[Figure record listings]
--- begin ---

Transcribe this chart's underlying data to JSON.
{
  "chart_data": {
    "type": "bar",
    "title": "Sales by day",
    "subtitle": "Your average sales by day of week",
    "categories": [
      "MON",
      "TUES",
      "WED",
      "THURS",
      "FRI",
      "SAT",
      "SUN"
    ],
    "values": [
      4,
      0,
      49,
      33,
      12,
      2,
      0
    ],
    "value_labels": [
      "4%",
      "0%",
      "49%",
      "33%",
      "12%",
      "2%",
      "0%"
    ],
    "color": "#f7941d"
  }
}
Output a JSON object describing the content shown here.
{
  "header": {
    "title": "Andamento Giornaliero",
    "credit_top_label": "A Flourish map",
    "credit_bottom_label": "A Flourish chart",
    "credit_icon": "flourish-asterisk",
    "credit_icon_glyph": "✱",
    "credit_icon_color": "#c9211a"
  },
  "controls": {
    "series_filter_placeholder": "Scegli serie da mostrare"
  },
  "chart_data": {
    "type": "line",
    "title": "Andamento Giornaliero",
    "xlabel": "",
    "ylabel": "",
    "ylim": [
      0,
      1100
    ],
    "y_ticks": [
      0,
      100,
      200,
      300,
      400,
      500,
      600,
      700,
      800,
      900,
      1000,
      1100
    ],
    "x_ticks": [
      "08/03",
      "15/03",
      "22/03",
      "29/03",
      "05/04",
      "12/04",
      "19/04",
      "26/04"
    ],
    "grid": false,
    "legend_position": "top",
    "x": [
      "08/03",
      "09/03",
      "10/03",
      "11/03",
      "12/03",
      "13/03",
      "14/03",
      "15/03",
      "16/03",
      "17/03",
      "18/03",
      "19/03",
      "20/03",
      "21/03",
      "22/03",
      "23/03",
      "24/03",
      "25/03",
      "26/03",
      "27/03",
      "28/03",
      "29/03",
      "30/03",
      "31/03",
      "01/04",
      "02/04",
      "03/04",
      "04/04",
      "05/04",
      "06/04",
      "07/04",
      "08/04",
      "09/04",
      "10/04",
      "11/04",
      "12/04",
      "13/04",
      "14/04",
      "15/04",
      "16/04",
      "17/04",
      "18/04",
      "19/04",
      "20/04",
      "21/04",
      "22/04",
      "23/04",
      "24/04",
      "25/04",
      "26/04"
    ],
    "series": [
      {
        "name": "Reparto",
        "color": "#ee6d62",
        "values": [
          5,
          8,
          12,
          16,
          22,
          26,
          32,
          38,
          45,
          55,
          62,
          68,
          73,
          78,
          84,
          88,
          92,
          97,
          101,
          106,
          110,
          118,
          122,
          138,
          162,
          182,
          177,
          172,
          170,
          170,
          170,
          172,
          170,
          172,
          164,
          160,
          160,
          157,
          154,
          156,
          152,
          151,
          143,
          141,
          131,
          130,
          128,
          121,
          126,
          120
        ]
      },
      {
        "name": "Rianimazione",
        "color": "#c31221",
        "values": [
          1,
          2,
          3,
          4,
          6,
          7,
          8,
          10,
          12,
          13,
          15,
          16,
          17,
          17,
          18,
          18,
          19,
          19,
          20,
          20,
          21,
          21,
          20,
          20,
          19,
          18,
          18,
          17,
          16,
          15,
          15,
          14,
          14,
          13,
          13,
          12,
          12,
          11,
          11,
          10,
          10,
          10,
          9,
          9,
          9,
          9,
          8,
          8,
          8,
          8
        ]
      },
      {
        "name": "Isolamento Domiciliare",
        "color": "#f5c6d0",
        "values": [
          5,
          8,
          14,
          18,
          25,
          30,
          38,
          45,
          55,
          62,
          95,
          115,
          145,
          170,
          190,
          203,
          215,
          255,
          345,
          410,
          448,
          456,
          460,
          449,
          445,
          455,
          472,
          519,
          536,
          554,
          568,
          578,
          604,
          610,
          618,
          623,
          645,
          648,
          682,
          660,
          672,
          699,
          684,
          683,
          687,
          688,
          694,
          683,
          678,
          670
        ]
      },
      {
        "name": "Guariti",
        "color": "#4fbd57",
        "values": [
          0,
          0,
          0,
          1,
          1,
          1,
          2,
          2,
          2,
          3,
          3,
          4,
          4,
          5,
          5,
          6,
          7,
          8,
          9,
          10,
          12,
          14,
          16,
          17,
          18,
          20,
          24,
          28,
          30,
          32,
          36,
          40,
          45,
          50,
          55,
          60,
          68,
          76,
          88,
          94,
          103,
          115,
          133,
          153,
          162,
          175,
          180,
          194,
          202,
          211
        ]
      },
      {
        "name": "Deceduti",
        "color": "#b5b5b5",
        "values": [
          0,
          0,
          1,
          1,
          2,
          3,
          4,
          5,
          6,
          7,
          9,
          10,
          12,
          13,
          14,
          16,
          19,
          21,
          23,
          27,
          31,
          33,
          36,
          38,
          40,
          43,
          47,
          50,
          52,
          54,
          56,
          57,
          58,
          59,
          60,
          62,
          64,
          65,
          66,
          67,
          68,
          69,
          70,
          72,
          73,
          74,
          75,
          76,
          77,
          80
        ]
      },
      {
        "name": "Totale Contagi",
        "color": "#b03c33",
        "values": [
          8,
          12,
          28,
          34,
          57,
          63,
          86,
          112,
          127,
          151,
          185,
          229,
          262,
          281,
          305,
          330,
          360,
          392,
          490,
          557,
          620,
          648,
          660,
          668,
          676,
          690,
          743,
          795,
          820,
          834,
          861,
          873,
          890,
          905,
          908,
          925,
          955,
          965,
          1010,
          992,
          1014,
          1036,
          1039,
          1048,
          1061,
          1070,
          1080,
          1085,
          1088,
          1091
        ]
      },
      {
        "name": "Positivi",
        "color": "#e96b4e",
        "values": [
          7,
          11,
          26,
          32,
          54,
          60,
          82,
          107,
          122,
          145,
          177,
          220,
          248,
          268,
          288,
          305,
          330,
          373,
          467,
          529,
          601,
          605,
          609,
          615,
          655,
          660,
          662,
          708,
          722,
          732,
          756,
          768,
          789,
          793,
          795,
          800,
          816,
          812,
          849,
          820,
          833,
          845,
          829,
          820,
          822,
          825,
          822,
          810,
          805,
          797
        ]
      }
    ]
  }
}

--- end ---

Task. Reproduce the records above exactly.

The output.
Transcribe this chart's underlying data to JSON.
{
  "chart_data": {
    "type": "bar",
    "title": "Sales by day",
    "subtitle": "Your average sales by day of week",
    "categories": [
      "MON",
      "TUES",
      "WED",
      "THURS",
      "FRI",
      "SAT",
      "SUN"
    ],
    "values": [
      4,
      0,
      49,
      33,
      12,
      2,
      0
    ],
    "value_labels": [
      "4%",
      "0%",
      "49%",
      "33%",
      "12%",
      "2%",
      "0%"
    ],
    "color": "#f7941d"
  }
}
Output a JSON object describing the content shown here.
{
  "header": {
    "title": "Andamento Giornaliero",
    "credit_top_label": "A Flourish map",
    "credit_bottom_label": "A Flourish chart",
    "credit_icon": "flourish-asterisk",
    "credit_icon_glyph": "✱",
    "credit_icon_color": "#c9211a"
  },
  "controls": {
    "series_filter_placeholder": "Scegli serie da mostrare"
  },
  "chart_data": {
    "type": "line",
    "title": "Andamento Giornaliero",
    "xlabel": "",
    "ylabel": "",
    "ylim": [
      0,
      1100
    ],
    "y_ticks": [
      0,
      100,
      200,
      300,
      400,
      500,
      600,
      700,
      800,
      900,
      1000,
      1100
    ],
    "x_ticks": [
      "08/03",
      "15/03",
      "22/03",
      "29/03",
      "05/04",
      "12/04",
      "19/04",
      "26/04"
    ],
    "grid": false,
    "legend_position": "top",
    "x": [
      "08/03",
      "09/03",
      "10/03",
      "11/03",
      "12/03",
      "13/03",
      "14/03",
      "15/03",
      "16/03",
      "17/03",
      "18/03",
      "19/03",
      "20/03",
      "21/03",
      "22/03",
      "23/03",
      "24/03",
      "25/03",
      "26/03",
      "27/03",
      "28/03",
      "29/03",
      "30/03",
      "31/03",
      "01/04",
      "02/04",
      "03/04",
      "04/04",
      "05/04",
      "06/04",
      "07/04",
      "08/04",
      "09/04",
      "10/04",
      "11/04",
      "12/04",
      "13/04",
      "14/04",
      "15/04",
      "16/04",
      "17/04",
      "18/04",
      "19/04",
      "20/04",
      "21/04",
      "22/04",
      "23/04",
      "24/04",
      "25/04",
      "26/04"
    ],
    "series": [
      {
        "name": "Reparto",
        "color": "#ee6d62",
        "values": [
          5,
          8,
          12,
          16,
          22,
          26,
          32,
          38,
          45,
          55,
          62,
          68,
          73,
          78,
          84,
          88,
          92,
          97,
          101,
          106,
          110,
          118,
          122,
          138,
          162,
          182,
          177,
          172,
          170,
          170,
          170,
          172,
          170,
          172,
          164,
          160,
          160,
          157,
          154,
          156,
          152,
          151,
          143,
          141,
          131,
          130,
          128,
          121,
          126,
          120
        ]
      },
      {
        "name": "Rianimazione",
        "color": "#c31221",
        "values": [
          1,
          2,
          3,
          4,
          6,
          7,
          8,
          10,
          12,
          13,
          15,
          16,
          17,
          17,
          18,
          18,
          19,
          19,
          20,
          20,
          21,
          21,
          20,
          20,
          19,
          18,
          18,
          17,
          16,
          15,
          15,
          14,
          14,
          13,
          13,
          12,
          12,
          11,
          11,
          10,
          10,
          10,
          9,
          9,
          9,
          9,
          8,
          8,
          8,
          8
        ]
      },
      {
        "name": "Isolamento Domiciliare",
        "color": "#f5c6d0",
        "values": [
          5,
          8,
          14,
          18,
          25,
          30,
          38,
          45,
          55,
          62,
          95,
          115,
          145,
          170,
          190,
          203,
          215,
          255,
          345,
          410,
          448,
          456,
          460,
          449,
          445,
          455,
          472,
          519,
          536,
          554,
          568,
          578,
          604,
          610,
          618,
          623,
          645,
          648,
          682,
          660,
          672,
          699,
          684,
          683,
          687,
          688,
          694,
          683,
          678,
          670
        ]
      },
      {
        "name": "Guariti",
        "color": "#4fbd57",
        "values": [
          0,
          0,
          0,
          1,
          1,
          1,
          2,
          2,
          2,
          3,
          3,
          4,
          4,
          5,
          5,
          6,
          7,
          8,
          9,
          10,
          12,
          14,
          16,
          17,
          18,
          20,
          24,
          28,
          30,
          32,
          36,
          40,
          45,
          50,
          55,
          60,
          68,
          76,
          88,
          94,
          103,
          115,
          133,
          153,
          162,
          175,
          180,
          194,
          202,
          211
        ]
      },
      {
        "name": "Deceduti",
        "color": "#b5b5b5",
        "values": [
          0,
          0,
          1,
          1,
          2,
          3,
          4,
          5,
          6,
          7,
          9,
          10,
          12,
          13,
          14,
          16,
          19,
          21,
          23,
          27,
          31,
          33,
          36,
          38,
          40,
          43,
          47,
          50,
          52,
          54,
          56,
          57,
          58,
          59,
          60,
          62,
          64,
          65,
          66,
          67,
          68,
          69,
          70,
          72,
          73,
          74,
          75,
          76,
          77,
          80
        ]
      },
      {
        "name": "Totale Contagi",
        "color": "#b03c33",
        "values": [
          8,
          12,
          28,
          34,
          57,
          63,
          86,
          112,
          127,
          151,
          185,
          229,
          262,
          281,
          305,
          330,
          360,
          392,
          490,
          557,
          620,
          648,
          660,
          668,
          676,
          690,
          743,
          795,
          820,
          834,
          861,
          873,
          890,
          905,
          908,
          925,
          955,
          965,
          1010,
          992,
          1014,
          1036,
          1039,
          1048,
          1061,
          1070,
          1080,
          1085,
          1088,
          1091
        ]
      },
      {
        "name": "Positivi",
        "color": "#e96b4e",
        "values": [
          7,
          11,
          26,
          32,
          54,
          60,
          82,
          107,
          122,
          145,
          177,
          220,
          248,
          268,
          288,
          305,
          330,
          373,
          467,
          529,
          601,
          605,
          609,
          615,
          655,
          660,
          662,
          708,
          722,
          732,
          756,
          768,
          789,
          793,
          795,
          800,
          816,
          812,
          849,
          820,
          833,
          845,
          829,
          820,
          822,
          825,
          822,
          810,
          805,
          797
        ]
      }
    ]
  }
}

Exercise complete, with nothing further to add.